■ **TASK DESCRIPTION**
Show all lines holding "карта".

* start THE RECORDS *

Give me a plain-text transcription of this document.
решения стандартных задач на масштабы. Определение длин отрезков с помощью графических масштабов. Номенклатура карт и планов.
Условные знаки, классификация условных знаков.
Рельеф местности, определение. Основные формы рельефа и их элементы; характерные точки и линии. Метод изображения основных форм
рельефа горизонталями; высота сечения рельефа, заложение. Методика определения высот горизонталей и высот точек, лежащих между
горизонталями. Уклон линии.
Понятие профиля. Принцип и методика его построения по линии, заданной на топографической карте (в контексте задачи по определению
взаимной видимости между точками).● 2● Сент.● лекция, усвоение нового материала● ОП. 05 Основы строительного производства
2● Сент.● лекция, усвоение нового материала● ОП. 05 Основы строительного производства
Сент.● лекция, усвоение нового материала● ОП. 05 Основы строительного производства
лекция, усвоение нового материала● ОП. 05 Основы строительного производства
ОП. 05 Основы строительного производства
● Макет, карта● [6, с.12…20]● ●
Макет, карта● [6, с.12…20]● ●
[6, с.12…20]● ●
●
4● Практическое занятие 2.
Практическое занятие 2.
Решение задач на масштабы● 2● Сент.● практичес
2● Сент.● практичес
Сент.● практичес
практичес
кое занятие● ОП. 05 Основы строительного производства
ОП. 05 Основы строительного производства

* end THE RECORDS *

■ **SOLUTION BELOW**
● Макет, карта● [6, с.12…20]● ●
Макет, карта● [6, с.12…20]● ●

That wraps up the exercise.